- [Text under study]:

*****

Immunoblots of protein kinase C (PKC)-α, -ɛ, -ι, and -μ isoforms from isolated ferret microvessels and ferret aorta. Immunoblots are representative of immunoblots of 3–5 independent preparations. FA, ferret aorta; FμV, ferret microvessel.

Myogenic tone in ferret coronary microvessels.

In the ferret coronary microvessels, luminal diameter increased slightly immediately after the transmural pressure was increased and then decreased to reach a new steady state. The fura 2 ratio was measured during the first minute after the variation of intraluminal pressure and then at 5 min when the diameter of the vessel remained stable. The fura 2 ratio showed an increase during the first minute after the pressure was modified. At pressures of 60 and 80 mmHg, the ratio at 5 min was diminished to a level not significantly different from the resting level (40 mmHg; P > 0.05; Fig.3). However, a sustained myogenic contraction was observed in that the steady-state intraluminal diameter was not significantly increased by the step increase in pressure (P > 0.05; Fig. 3 B, active curve). At a pressure of 100 mmHg, five out of eight vessels showed a sustained increase in the fura 2 ratio (Fig. 3 A). The reason that the increase in the fura 2 ratio was sustained at this high pressure in some of these vessels is unknown.

Fig. 3.

A: changes in the fura 2 Ca2+signal evoked by step increases of the intraluminal pressure in ferret coronary arterioles. The fura 2 Ca2+ signal was measured at 1 min or 5 min after the step increase in pressure. The values are expressed as a percentage of the change caused by 51 mM KCl PSS. * Significant differences from baseline (P < 0.05). ** P < 0.01 and + P < 0.5, significant differences between 1- and 5-min measurements.B: changes in internal diameter of ferret isolated arterioles submitted to step increases of the intraluminal pressure at 37°C or 4°C. Results are means ± SE of 3–8 different vessels.

To define passive diameters, some vessels were kept at 4°C for 10 min before and during the step increase in intraluminal pressure. Because of the decrease in fura 2 fluorescence at cold temperatures, we were not able to monitor the fura 2 ratio in these vessels. When increased luminal pressure was applied to vessels at 4°C, microvessels dilated in proportion to the increase of pressure (Fig. 3 B, passive curve) as expected in the absence of myogenic response.

PKC and myogenic contraction.

Vessels were cannulated and stimulated as previously described (seemethods, PKC-mediated contraction in ferret coronary microvessels, and Myogenic tone in ferret coronary microvessels) either with a step increase in intraluminal pressure or DPBA. They were then fixed with formaldehyde and kept at 4°C until immunostaining with a PKC-α specific antibody (seemethods). Although it was not possible to identify the borders of individual cells and calculate the specific degree of cytosolic-to-membrane translocation, the stimulated vessels consistently showed a heterogeneous pattern of PKC-α staining such as would be produced by translocation. In contrast, the control vessels consistently showed a homogeneous pattern of staining. Figure4 shows a representative image of a control vessel on the left (40 mmHg) and of a vessel pressurized at 100 mmHg on the right. PKC-α staining is shown on Fig. 4, top, and, for orientation, nuclear staining is shown on Fig. 4, bottom. An independent, blinded, investigator assessed translocation of PKC-α by scoring 2+ for a dramatic translocation, 1+ for slight translocation, and 0 for no detectable translocation. In three out of four vessels stimulated with 1 μM DPBA, a score of 2+ was given. In eight vessels pressurized at 100 mmHg, four were scored at 2+, three were scored at 1+, and one was scored at 0. In four vessels pressurized at 40 mmHg, three vessels were scored at 0 while one vessel was scored at 1+. Thus more PKC-α translocation was detectable during the myogenic contraction at 100 mmHg than at 40 mmHg.

*****

(Stored records)
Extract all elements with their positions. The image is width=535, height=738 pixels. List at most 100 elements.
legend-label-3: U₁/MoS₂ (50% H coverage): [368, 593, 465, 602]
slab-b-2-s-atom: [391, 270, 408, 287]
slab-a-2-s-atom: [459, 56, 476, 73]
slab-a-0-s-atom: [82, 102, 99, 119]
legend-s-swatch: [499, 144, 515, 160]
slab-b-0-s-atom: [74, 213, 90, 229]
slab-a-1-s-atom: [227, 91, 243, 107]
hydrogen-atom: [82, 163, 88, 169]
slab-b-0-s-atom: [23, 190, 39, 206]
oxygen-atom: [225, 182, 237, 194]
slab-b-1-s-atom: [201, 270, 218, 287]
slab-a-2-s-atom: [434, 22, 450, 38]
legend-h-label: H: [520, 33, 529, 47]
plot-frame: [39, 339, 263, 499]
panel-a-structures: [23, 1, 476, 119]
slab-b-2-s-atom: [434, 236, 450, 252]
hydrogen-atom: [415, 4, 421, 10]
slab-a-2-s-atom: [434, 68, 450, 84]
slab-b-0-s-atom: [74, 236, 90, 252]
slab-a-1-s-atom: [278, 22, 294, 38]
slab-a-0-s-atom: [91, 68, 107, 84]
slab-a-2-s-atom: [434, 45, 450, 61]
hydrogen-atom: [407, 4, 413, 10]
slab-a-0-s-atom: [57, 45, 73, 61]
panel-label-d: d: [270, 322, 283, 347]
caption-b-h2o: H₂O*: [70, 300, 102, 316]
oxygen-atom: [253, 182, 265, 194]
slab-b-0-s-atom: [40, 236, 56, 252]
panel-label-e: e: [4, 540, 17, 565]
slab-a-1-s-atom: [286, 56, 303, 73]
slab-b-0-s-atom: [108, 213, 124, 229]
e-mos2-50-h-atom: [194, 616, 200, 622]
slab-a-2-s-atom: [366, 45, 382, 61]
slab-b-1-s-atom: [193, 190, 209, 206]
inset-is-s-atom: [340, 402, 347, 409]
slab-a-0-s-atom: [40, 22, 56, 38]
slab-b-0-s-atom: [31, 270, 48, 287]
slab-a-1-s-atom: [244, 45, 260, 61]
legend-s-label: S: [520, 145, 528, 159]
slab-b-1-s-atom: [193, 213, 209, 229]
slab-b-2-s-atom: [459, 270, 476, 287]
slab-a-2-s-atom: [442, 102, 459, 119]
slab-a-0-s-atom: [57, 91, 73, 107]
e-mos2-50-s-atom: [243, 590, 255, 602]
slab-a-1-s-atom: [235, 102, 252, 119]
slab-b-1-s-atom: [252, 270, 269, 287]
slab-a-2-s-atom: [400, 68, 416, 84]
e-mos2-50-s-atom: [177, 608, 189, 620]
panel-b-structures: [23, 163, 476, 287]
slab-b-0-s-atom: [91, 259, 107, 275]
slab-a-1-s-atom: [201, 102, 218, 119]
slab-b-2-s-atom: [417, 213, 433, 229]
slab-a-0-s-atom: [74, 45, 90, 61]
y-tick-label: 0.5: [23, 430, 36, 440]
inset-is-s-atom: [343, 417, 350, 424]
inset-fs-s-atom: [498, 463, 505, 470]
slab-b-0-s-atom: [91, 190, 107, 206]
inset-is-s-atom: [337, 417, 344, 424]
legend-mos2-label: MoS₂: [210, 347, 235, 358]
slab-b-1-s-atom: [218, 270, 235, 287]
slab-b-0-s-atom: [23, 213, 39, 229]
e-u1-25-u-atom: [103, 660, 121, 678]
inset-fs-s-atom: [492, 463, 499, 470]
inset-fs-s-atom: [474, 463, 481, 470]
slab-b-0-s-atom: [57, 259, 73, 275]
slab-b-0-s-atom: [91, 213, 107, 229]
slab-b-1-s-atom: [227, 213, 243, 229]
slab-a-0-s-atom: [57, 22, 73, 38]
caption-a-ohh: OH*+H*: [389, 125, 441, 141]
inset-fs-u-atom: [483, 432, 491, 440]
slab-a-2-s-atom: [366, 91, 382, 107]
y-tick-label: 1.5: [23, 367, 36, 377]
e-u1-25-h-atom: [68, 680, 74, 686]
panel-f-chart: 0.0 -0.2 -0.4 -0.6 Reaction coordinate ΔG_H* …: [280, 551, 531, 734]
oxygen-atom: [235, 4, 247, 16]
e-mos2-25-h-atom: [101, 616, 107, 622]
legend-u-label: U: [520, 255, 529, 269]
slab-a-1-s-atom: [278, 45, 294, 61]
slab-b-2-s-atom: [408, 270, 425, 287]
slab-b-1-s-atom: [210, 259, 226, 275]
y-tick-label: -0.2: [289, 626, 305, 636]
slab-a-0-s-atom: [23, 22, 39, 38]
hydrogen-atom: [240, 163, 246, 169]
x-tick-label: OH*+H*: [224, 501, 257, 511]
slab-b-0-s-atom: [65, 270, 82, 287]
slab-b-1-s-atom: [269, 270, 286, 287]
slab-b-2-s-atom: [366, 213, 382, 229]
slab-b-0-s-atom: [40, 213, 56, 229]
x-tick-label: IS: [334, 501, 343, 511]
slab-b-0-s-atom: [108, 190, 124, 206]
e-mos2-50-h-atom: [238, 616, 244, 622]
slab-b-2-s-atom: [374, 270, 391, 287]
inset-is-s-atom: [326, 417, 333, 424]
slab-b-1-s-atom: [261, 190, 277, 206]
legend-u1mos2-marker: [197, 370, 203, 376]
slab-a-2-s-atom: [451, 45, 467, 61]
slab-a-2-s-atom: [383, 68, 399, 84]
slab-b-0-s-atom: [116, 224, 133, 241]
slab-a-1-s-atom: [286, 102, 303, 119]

*****

- [Exercise requirements]:
1) Answer these questions about the text on ferret coronary microvessels:
(a) To define passive diameters, at what temperature were some vessels kept, and for how long before the pressure step?
(b) Of the eight vessels pressurized at 100 mmHg, how many were scored at 2+ for PKC-α translocation?
(c) What KCl concentration served as the reference for expressing the fura 2 Ca2+ signal values?
2) Write a continuation of the text on ferret coronary microvessels, beginning after its final sentence.
These rows were drawn from a separate source.

- [Answers to this exercise]:
1)
(a) 4°C, for 10 min.
(b) Four.
(c) 51 mM KCl PSS.

2)
Fig. 4.

Representative confocal microscopy images of ferret coronary arterioles stained for PKC-α (top) and, for orientation, for nuclei (bottom). The long axis of the nuclei run parallel to the long axis of the smooth muscle cells. Vessels were fixed at resting intraluminal pressure (40 mmHg, left) or 5 min after an increase of the intraluminal pressure to 100 mmHg (right). At resting pressure, a relatively homogeneous cytosolic staining for PKC-α can be observed, but, at 100 mm, staining is more heterogeneous. The control vessel was rated at “0,” and the pressurized vessel was rated at “2+,” as described in text.

Myosin phosphorylation and myogenic contraction.

The question arises as to the possible downstream effectors of PKC that might be associated with “Ca2+ sensitization.” Others have suggested that PKC might cause sensitization in microvessels by inhibiting MLC20 phosphatase (9,36). Thus we measured MLC20 phosphorylation in resting vessels at 40 mmHg, in vessels undergoing a steady-state myogenic contraction to 100 mmHg, and, for comparison, during exposure to 51 mM KCl PSS (5 min) at 40 mmHg. As is shown in Fig.5 A, MLC20phosphorylation increased in a statistically significant manner (P < 0.05) from basal values of 13.4% at 40 mmHg to a value of 20.7% at 100 mmHg. This increase was less than that seen in the presence of 51 mm KCl PSS (33.6%); however, the decrease in diameter caused by KCl was also greater than that caused by the 100 mmHg pressure step. Thus, for purposes of illustration, we plotted (Fig. 5 B) diameter against MLC20phosphorylation. In this figure the three points appear to fall on the same line. It is worth noting, however, that, since the 100 mmHg vessels were at a greater pressure than the remaining two sets of vessels, the 100 mmHg vessels would be expected to have generated a much greater active force to maintain the observed diameter. Thus, although active force cannot readily be quantitated under isobaric conditions, the small increase in MLC20 phosphorylation may be insufficient to explain the magnitude of the active force generated.

Fig. 5.

Changes in 20-kDa light chain (MLC20) phosphorylation with pressure. A: MLC20phosphorylation measured from microvessels at 40 mmHg, 100 mmHg, or in the presence of 51 mM KCl (51K) physiological saline solution (PSS) at 40 mmHg. 5.9K, 5.9 mM KCl in normal PSS. B: data fromA plotted as diameter (as a percentage of baseline diameter at 40 mmHg) against MLC20 phosphorylation;n = 8 in all cases. MLC-p, myosin light chain phosphorylation.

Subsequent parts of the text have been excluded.